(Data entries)
::::::::::

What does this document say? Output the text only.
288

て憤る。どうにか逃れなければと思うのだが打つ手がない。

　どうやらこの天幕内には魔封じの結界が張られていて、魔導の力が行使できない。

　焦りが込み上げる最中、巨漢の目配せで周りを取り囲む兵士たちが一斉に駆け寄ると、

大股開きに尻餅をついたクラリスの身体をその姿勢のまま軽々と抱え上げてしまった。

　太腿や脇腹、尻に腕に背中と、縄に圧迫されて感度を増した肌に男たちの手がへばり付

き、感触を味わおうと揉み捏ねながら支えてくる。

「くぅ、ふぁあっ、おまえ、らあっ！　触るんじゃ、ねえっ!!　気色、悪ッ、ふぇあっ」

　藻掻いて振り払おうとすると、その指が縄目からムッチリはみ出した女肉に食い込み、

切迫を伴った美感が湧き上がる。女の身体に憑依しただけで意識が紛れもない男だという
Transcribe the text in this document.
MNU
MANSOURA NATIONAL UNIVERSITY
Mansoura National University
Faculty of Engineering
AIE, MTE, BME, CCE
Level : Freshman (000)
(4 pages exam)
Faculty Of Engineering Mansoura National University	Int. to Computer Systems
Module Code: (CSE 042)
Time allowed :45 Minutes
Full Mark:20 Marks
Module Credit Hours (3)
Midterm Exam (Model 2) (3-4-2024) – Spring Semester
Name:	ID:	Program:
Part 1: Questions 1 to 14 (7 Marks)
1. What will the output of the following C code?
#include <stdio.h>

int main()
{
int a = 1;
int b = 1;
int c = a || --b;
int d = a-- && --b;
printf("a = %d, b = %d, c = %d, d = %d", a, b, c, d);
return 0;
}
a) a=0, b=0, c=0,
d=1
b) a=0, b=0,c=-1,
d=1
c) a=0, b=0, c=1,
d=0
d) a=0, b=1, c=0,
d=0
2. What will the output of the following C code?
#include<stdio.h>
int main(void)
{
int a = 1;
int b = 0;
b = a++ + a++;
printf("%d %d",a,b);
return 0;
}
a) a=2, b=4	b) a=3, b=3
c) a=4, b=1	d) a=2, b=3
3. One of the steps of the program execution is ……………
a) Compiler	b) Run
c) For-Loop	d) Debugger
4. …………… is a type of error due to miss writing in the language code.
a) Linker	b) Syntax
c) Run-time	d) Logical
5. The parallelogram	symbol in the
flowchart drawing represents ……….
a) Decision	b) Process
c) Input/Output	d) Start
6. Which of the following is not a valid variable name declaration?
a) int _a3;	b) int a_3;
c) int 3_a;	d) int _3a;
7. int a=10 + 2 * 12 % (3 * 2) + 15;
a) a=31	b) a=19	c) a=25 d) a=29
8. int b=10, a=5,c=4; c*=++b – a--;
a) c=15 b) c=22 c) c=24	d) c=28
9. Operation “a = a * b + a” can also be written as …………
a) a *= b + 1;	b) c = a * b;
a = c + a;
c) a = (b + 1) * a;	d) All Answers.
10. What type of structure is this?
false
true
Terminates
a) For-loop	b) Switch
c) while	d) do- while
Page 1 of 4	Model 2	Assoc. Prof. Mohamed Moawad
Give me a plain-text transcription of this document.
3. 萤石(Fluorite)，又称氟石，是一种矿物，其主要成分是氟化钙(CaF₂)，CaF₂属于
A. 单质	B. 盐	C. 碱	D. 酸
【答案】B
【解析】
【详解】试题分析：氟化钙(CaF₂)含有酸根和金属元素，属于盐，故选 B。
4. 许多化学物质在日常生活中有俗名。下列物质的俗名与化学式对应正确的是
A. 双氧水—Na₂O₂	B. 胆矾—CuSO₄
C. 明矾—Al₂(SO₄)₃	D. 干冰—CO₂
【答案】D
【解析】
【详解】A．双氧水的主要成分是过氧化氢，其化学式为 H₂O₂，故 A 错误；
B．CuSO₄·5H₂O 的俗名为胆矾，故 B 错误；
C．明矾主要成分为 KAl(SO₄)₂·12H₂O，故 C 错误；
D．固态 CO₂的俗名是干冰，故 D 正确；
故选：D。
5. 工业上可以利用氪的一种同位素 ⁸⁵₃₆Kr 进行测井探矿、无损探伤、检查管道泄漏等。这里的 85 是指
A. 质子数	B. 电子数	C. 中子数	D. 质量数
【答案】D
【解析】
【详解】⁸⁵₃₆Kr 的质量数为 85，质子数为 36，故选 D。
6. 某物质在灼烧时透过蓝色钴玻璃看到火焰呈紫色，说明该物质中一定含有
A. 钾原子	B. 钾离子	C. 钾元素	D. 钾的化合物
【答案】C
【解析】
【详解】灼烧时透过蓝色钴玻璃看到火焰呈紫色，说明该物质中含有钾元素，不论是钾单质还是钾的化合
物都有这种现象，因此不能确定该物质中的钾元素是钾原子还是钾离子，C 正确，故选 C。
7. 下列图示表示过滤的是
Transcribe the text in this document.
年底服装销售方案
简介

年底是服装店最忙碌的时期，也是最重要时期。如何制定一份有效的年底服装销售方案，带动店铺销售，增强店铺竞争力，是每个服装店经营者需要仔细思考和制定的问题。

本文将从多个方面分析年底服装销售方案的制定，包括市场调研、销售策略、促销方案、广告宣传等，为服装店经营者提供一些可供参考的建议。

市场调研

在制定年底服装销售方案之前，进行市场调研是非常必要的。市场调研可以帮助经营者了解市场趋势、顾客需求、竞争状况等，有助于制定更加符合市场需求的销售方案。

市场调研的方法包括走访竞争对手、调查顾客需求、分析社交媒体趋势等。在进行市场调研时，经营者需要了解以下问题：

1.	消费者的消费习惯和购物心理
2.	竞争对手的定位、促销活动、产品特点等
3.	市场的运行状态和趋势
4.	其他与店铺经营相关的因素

::::::::::

**WHAT YOU NEED TO DO:**
Extract the complete listing above, reproducing each line exactly.

**PROBLEM SOLUTION:**
What does this document say? Output the text only.
288

て憤る。どうにか逃れなければと思うのだが打つ手がない。

　どうやらこの天幕内には魔封じの結界が張られていて、魔導の力が行使できない。

　焦りが込み上げる最中、巨漢の目配せで周りを取り囲む兵士たちが一斉に駆け寄ると、

大股開きに尻餅をついたクラリスの身体をその姿勢のまま軽々と抱え上げてしまった。

　太腿や脇腹、尻に腕に背中と、縄に圧迫されて感度を増した肌に男たちの手がへばり付

き、感触を味わおうと揉み捏ねながら支えてくる。

「くぅ、ふぁあっ、おまえ、らあっ！　触るんじゃ、ねえっ!!　気色、悪ッ、ふぇあっ」

　藻掻いて振り払おうとすると、その指が縄目からムッチリはみ出した女肉に食い込み、

切迫を伴った美感が湧き上がる。女の身体に憑依しただけで意識が紛れもない男だという
Transcribe the text in this document.
MNU
MANSOURA NATIONAL UNIVERSITY
Mansoura National University
Faculty of Engineering
AIE, MTE, BME, CCE
Level : Freshman (000)
(4 pages exam)
Faculty Of Engineering Mansoura National University	Int. to Computer Systems
Module Code: (CSE 042)
Time allowed :45 Minutes
Full Mark:20 Marks
Module Credit Hours (3)
Midterm Exam (Model 2) (3-4-2024) – Spring Semester
Name:	ID:	Program:
Part 1: Questions 1 to 14 (7 Marks)
1. What will the output of the following C code?
#include <stdio.h>

int main()
{
int a = 1;
int b = 1;
int c = a || --b;
int d = a-- && --b;
printf("a = %d, b = %d, c = %d, d = %d", a, b, c, d);
return 0;
}
a) a=0, b=0, c=0,
d=1
b) a=0, b=0,c=-1,
d=1
c) a=0, b=0, c=1,
d=0
d) a=0, b=1, c=0,
d=0
2. What will the output of the following C code?
#include<stdio.h>
int main(void)
{
int a = 1;
int b = 0;
b = a++ + a++;
printf("%d %d",a,b);
return 0;
}
a) a=2, b=4	b) a=3, b=3
c) a=4, b=1	d) a=2, b=3
3. One of the steps of the program execution is ……………
a) Compiler	b) Run
c) For-Loop	d) Debugger
4. …………… is a type of error due to miss writing in the language code.
a) Linker	b) Syntax
c) Run-time	d) Logical
5. The parallelogram	symbol in the
flowchart drawing represents ……….
a) Decision	b) Process
c) Input/Output	d) Start
6. Which of the following is not a valid variable name declaration?
a) int _a3;	b) int a_3;
c) int 3_a;	d) int _3a;
7. int a=10 + 2 * 12 % (3 * 2) + 15;
a) a=31	b) a=19	c) a=25 d) a=29
8. int b=10, a=5,c=4; c*=++b – a--;
a) c=15 b) c=22 c) c=24	d) c=28
9. Operation “a = a * b + a” can also be written as …………
a) a *= b + 1;	b) c = a * b;
a = c + a;
c) a = (b + 1) * a;	d) All Answers.
10. What type of structure is this?
false
true
Terminates
a) For-loop	b) Switch
c) while	d) do- while
Page 1 of 4	Model 2	Assoc. Prof. Mohamed Moawad
Give me a plain-text transcription of this document.
3. 萤石(Fluorite)，又称氟石，是一种矿物，其主要成分是氟化钙(CaF₂)，CaF₂属于
A. 单质	B. 盐	C. 碱	D. 酸
【答案】B
【解析】
【详解】试题分析：氟化钙(CaF₂)含有酸根和金属元素，属于盐，故选 B。
4. 许多化学物质在日常生活中有俗名。下列物质的俗名与化学式对应正确的是
A. 双氧水—Na₂O₂	B. 胆矾—CuSO₄
C. 明矾—Al₂(SO₄)₃	D. 干冰—CO₂
【答案】D
【解析】
【详解】A．双氧水的主要成分是过氧化氢，其化学式为 H₂O₂，故 A 错误；
B．CuSO₄·5H₂O 的俗名为胆矾，故 B 错误；
C．明矾主要成分为 KAl(SO₄)₂·12H₂O，故 C 错误；
D．固态 CO₂的俗名是干冰，故 D 正确；
故选：D。
5. 工业上可以利用氪的一种同位素 ⁸⁵₃₆Kr 进行测井探矿、无损探伤、检查管道泄漏等。这里的 85 是指
A. 质子数	B. 电子数	C. 中子数	D. 质量数
【答案】D
【解析】
【详解】⁸⁵₃₆Kr 的质量数为 85，质子数为 36，故选 D。
6. 某物质在灼烧时透过蓝色钴玻璃看到火焰呈紫色，说明该物质中一定含有
A. 钾原子	B. 钾离子	C. 钾元素	D. 钾的化合物
【答案】C
【解析】
【详解】灼烧时透过蓝色钴玻璃看到火焰呈紫色，说明该物质中含有钾元素，不论是钾单质还是钾的化合
物都有这种现象，因此不能确定该物质中的钾元素是钾原子还是钾离子，C 正确，故选 C。
7. 下列图示表示过滤的是
Transcribe the text in this document.
年底服装销售方案
简介

年底是服装店最忙碌的时期，也是最重要时期。如何制定一份有效的年底服装销售方案，带动店铺销售，增强店铺竞争力，是每个服装店经营者需要仔细思考和制定的问题。

本文将从多个方面分析年底服装销售方案的制定，包括市场调研、销售策略、促销方案、广告宣传等，为服装店经营者提供一些可供参考的建议。

市场调研

在制定年底服装销售方案之前，进行市场调研是非常必要的。市场调研可以帮助经营者了解市场趋势、顾客需求、竞争状况等，有助于制定更加符合市场需求的销售方案。

市场调研的方法包括走访竞争对手、调查顾客需求、分析社交媒体趋势等。在进行市场调研时，经营者需要了解以下问题：

1.	消费者的消费习惯和购物心理
2.	竞争对手的定位、促销活动、产品特点等
3.	市场的运行状态和趋势
4.	其他与店铺经营相关的因素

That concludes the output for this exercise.